● **EXERCISE OBJECTIVE**:
Reproduce the listing below in its entirety. Change nothing.

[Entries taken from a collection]
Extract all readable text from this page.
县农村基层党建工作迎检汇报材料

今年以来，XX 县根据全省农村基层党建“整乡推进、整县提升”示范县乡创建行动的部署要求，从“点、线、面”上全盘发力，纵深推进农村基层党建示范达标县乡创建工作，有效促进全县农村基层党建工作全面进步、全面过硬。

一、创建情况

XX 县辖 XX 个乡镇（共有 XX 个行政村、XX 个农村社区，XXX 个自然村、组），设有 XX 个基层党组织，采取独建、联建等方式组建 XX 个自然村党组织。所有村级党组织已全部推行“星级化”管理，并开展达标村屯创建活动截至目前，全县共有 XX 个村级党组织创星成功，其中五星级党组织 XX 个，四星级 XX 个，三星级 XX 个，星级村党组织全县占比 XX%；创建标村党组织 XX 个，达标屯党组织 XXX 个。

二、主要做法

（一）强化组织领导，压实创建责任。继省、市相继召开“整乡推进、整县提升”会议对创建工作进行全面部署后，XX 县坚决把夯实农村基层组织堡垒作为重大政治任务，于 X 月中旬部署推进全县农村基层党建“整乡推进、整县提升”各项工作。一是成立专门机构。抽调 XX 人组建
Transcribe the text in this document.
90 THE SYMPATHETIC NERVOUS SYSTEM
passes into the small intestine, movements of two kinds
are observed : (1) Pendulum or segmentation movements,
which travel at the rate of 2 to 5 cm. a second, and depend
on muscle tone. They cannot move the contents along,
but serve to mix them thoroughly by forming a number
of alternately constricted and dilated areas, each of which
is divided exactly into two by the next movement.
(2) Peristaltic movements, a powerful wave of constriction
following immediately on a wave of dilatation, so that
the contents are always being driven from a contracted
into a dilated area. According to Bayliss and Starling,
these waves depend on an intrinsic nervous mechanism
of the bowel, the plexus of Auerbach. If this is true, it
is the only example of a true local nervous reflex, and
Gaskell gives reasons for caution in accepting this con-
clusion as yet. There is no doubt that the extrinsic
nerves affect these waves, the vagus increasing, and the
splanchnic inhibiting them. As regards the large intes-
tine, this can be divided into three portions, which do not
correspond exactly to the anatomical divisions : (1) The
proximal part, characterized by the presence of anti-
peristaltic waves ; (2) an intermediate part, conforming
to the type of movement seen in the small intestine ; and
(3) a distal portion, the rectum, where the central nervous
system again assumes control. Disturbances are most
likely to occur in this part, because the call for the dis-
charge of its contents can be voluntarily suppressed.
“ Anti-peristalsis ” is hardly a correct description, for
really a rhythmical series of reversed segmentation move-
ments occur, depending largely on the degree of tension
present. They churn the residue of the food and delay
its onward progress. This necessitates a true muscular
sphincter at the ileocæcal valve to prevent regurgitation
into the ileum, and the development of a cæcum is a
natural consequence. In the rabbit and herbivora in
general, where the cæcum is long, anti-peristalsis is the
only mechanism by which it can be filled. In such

● **RESPONSE TO THE TASK**:
Extract all readable text from this page.
县农村基层党建工作迎检汇报材料

今年以来，XX 县根据全省农村基层党建“整乡推进、整县提升”示范县乡创建行动的部署要求，从“点、线、面”上全盘发力，纵深推进农村基层党建示范达标县乡创建工作，有效促进全县农村基层党建工作全面进步、全面过硬。

一、创建情况

XX 县辖 XX 个乡镇（共有 XX 个行政村、XX 个农村社区，XXX 个自然村、组），设有 XX 个基层党组织，采取独建、联建等方式组建 XX 个自然村党组织。所有村级党组织已全部推行“星级化”管理，并开展达标村屯创建活动截至目前，全县共有 XX 个村级党组织创星成功，其中五星级党组织 XX 个，四星级 XX 个，三星级 XX 个，星级村党组织全县占比 XX%；创建标村党组织 XX 个，达标屯党组织 XXX 个。

二、主要做法

（一）强化组织领导，压实创建责任。继省、市相继召开“整乡推进、整县提升”会议对创建工作进行全面部署后，XX 县坚决把夯实农村基层组织堡垒作为重大政治任务，于 X 月中旬部署推进全县农村基层党建“整乡推进、整县提升”各项工作。一是成立专门机构。抽调 XX 人组建
Transcribe the text in this document.
90 THE SYMPATHETIC NERVOUS SYSTEM
passes into the small intestine, movements of two kinds
are observed : (1) Pendulum or segmentation movements,
which travel at the rate of 2 to 5 cm. a second, and depend
on muscle tone. They cannot move the contents along,
but serve to mix them thoroughly by forming a number
of alternately constricted and dilated areas, each of which
is divided exactly into two by the next movement.
(2) Peristaltic movements, a powerful wave of constriction
following immediately on a wave of dilatation, so that
the contents are always being driven from a contracted
into a dilated area. According to Bayliss and Starling,
these waves depend on an intrinsic nervous mechanism
of the bowel, the plexus of Auerbach. If this is true, it
is the only example of a true local nervous reflex, and
Gaskell gives reasons for caution in accepting this con-
clusion as yet. There is no doubt that the extrinsic
nerves affect these waves, the vagus increasing, and the
splanchnic inhibiting them. As regards the large intes-
tine, this can be divided into three portions, which do not
correspond exactly to the anatomical divisions : (1) The
proximal part, characterized by the presence of anti-
peristaltic waves ; (2) an intermediate part, conforming
to the type of movement seen in the small intestine ; and
(3) a distal portion, the rectum, where the central nervous
system again assumes control. Disturbances are most
likely to occur in this part, because the call for the dis-
charge of its contents can be voluntarily suppressed.
“ Anti-peristalsis ” is hardly a correct description, for
really a rhythmical series of reversed segmentation move-
ments occur, depending largely on the degree of tension
present. They churn the residue of the food and delay
its onward progress. This necessitates a true muscular
sphincter at the ileocæcal valve to prevent regurgitation
into the ileum, and the development of a cæcum is a
natural consequence. In the rabbit and herbivora in
general, where the cæcum is long, anti-peristalsis is the
only mechanism by which it can be filled. In such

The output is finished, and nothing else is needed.